INSTRUCTIONS FOR THE TASK:
Scan the records for the word "High". Copy each line that includes it.

DATA RECORDS:

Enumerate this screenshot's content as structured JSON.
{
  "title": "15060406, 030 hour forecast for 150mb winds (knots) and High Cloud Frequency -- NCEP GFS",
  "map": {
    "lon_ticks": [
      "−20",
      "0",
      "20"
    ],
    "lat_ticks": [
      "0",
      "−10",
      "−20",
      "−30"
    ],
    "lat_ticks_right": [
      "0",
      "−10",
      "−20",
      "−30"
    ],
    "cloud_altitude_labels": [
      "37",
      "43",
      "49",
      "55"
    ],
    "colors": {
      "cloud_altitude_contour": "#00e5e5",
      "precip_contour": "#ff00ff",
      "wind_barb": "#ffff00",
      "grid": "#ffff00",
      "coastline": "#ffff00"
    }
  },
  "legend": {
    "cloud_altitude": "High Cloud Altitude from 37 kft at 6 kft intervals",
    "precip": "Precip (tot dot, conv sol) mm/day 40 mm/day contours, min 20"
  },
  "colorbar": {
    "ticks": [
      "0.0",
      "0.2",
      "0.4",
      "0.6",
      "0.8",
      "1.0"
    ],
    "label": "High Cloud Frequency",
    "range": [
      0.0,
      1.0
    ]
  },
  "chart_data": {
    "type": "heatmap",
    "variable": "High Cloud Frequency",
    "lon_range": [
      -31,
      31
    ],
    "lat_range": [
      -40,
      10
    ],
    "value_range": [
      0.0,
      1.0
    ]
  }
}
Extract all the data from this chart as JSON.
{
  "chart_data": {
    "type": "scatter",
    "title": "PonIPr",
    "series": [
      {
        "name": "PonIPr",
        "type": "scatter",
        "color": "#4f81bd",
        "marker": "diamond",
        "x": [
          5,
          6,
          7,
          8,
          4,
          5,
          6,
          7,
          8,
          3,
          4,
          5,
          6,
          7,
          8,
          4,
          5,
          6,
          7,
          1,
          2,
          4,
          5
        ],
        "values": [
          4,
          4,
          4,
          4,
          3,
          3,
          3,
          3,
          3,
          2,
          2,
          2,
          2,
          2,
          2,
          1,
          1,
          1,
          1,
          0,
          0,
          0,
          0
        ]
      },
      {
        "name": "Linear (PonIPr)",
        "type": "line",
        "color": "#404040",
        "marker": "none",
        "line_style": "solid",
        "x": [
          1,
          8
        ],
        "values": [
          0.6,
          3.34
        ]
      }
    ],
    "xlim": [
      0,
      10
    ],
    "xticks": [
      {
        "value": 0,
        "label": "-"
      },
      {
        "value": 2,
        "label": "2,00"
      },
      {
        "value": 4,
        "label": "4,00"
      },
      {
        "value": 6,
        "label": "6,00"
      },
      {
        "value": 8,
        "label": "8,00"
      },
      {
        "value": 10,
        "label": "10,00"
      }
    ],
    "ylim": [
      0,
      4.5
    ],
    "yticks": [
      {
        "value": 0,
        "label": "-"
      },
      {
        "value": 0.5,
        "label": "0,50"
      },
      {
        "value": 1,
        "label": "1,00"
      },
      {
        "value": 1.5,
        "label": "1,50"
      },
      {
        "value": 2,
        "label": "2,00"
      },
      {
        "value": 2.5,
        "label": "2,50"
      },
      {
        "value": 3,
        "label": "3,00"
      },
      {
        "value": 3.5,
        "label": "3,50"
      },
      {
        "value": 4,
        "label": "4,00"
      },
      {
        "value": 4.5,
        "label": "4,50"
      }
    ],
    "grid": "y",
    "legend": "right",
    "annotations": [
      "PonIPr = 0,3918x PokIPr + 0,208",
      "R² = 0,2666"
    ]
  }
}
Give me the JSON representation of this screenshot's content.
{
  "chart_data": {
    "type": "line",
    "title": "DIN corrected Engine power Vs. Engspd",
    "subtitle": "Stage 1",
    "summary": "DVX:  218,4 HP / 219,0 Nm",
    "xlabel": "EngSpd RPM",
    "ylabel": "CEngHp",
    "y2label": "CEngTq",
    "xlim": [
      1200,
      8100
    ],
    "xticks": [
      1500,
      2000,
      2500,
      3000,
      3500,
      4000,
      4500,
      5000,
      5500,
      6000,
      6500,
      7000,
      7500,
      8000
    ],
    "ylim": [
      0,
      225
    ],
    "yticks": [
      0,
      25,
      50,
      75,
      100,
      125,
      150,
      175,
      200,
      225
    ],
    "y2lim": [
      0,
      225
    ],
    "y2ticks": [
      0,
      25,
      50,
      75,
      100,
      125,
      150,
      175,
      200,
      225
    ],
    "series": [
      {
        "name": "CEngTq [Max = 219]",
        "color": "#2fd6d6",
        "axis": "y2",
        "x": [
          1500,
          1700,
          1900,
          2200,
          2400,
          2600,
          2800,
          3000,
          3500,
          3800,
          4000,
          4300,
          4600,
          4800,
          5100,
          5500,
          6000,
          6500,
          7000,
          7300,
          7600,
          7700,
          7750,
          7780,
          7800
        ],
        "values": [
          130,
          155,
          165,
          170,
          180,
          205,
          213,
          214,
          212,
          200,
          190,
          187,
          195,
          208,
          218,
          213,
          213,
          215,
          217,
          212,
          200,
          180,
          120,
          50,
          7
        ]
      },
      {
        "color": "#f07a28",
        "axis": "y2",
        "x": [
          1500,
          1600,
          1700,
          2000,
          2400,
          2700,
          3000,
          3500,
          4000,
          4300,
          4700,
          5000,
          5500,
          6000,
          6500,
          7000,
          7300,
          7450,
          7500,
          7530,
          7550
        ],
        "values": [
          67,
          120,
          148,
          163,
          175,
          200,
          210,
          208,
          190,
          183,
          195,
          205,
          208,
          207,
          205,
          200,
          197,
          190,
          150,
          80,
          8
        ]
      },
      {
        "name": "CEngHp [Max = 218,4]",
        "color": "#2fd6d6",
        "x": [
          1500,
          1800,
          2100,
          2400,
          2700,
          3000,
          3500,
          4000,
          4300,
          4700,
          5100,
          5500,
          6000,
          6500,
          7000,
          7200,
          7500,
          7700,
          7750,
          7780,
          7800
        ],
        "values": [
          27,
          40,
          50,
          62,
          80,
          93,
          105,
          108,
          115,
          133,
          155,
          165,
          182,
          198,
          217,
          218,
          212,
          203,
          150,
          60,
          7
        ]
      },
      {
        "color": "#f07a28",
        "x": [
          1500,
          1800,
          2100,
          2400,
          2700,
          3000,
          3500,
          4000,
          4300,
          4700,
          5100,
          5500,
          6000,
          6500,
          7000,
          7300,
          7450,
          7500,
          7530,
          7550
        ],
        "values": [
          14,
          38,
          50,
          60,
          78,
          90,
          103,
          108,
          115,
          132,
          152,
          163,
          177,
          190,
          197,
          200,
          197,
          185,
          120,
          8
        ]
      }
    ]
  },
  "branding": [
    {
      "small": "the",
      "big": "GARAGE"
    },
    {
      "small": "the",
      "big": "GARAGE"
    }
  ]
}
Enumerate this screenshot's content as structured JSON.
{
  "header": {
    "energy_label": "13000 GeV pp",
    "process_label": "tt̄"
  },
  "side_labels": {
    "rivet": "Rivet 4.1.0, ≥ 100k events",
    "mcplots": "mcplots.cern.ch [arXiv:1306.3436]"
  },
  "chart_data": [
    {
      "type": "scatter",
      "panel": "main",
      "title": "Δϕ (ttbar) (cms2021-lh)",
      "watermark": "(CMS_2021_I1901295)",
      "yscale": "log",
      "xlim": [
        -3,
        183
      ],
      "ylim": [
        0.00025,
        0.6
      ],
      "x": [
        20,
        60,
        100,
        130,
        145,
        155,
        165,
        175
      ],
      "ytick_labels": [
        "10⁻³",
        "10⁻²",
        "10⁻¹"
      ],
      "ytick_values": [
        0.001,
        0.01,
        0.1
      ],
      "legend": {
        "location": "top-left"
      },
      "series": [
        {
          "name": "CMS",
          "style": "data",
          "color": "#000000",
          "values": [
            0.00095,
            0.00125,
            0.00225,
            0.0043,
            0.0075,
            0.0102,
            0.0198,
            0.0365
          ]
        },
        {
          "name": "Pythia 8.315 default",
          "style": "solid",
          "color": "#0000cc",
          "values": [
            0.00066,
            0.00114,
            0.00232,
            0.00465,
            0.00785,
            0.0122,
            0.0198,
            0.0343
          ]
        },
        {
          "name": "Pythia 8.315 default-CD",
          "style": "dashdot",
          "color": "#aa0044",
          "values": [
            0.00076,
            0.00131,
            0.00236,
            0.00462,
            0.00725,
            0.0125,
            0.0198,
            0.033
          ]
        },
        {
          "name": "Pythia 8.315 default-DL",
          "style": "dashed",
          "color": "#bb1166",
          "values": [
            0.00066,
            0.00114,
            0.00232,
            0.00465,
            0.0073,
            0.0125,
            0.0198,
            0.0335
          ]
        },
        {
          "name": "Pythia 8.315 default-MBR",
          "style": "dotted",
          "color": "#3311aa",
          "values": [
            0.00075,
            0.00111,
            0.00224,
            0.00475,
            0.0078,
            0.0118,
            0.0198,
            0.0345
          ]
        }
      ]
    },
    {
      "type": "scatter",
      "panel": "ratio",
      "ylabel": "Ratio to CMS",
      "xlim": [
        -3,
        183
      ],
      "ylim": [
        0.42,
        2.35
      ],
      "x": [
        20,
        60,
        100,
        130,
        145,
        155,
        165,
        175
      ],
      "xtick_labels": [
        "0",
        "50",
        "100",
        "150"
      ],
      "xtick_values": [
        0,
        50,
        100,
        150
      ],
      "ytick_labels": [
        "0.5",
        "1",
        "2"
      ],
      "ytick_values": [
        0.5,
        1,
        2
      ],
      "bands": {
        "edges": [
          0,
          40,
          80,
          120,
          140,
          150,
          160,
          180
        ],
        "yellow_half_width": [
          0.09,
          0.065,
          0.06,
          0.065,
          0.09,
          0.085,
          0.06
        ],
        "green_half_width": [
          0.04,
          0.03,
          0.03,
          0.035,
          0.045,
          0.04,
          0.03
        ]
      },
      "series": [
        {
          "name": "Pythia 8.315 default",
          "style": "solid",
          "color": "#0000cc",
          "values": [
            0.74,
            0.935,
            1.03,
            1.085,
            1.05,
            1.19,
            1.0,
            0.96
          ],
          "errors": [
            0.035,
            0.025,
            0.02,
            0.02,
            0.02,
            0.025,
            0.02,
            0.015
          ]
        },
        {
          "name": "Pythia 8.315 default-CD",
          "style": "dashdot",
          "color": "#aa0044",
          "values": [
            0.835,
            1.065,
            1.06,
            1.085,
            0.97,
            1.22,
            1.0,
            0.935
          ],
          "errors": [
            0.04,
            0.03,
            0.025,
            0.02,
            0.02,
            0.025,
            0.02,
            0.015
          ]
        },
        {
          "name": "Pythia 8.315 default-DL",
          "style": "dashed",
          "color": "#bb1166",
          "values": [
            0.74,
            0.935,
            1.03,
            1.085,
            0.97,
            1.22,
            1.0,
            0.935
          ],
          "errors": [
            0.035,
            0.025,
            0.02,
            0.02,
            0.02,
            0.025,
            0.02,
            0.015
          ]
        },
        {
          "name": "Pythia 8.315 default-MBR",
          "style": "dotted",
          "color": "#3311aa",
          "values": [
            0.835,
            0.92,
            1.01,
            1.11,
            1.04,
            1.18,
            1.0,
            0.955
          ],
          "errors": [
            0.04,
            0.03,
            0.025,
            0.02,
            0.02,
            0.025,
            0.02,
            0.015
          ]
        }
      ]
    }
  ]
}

TASK ANSWER:
  "title": "15060406, 030 hour forecast for 150mb winds (knots) and High Cloud Frequency -- NCEP GFS",
    "cloud_altitude": "High Cloud Altitude from 37 kft at 6 kft intervals",
    "label": "High Cloud Frequency",
    "variable": "High Cloud Frequency",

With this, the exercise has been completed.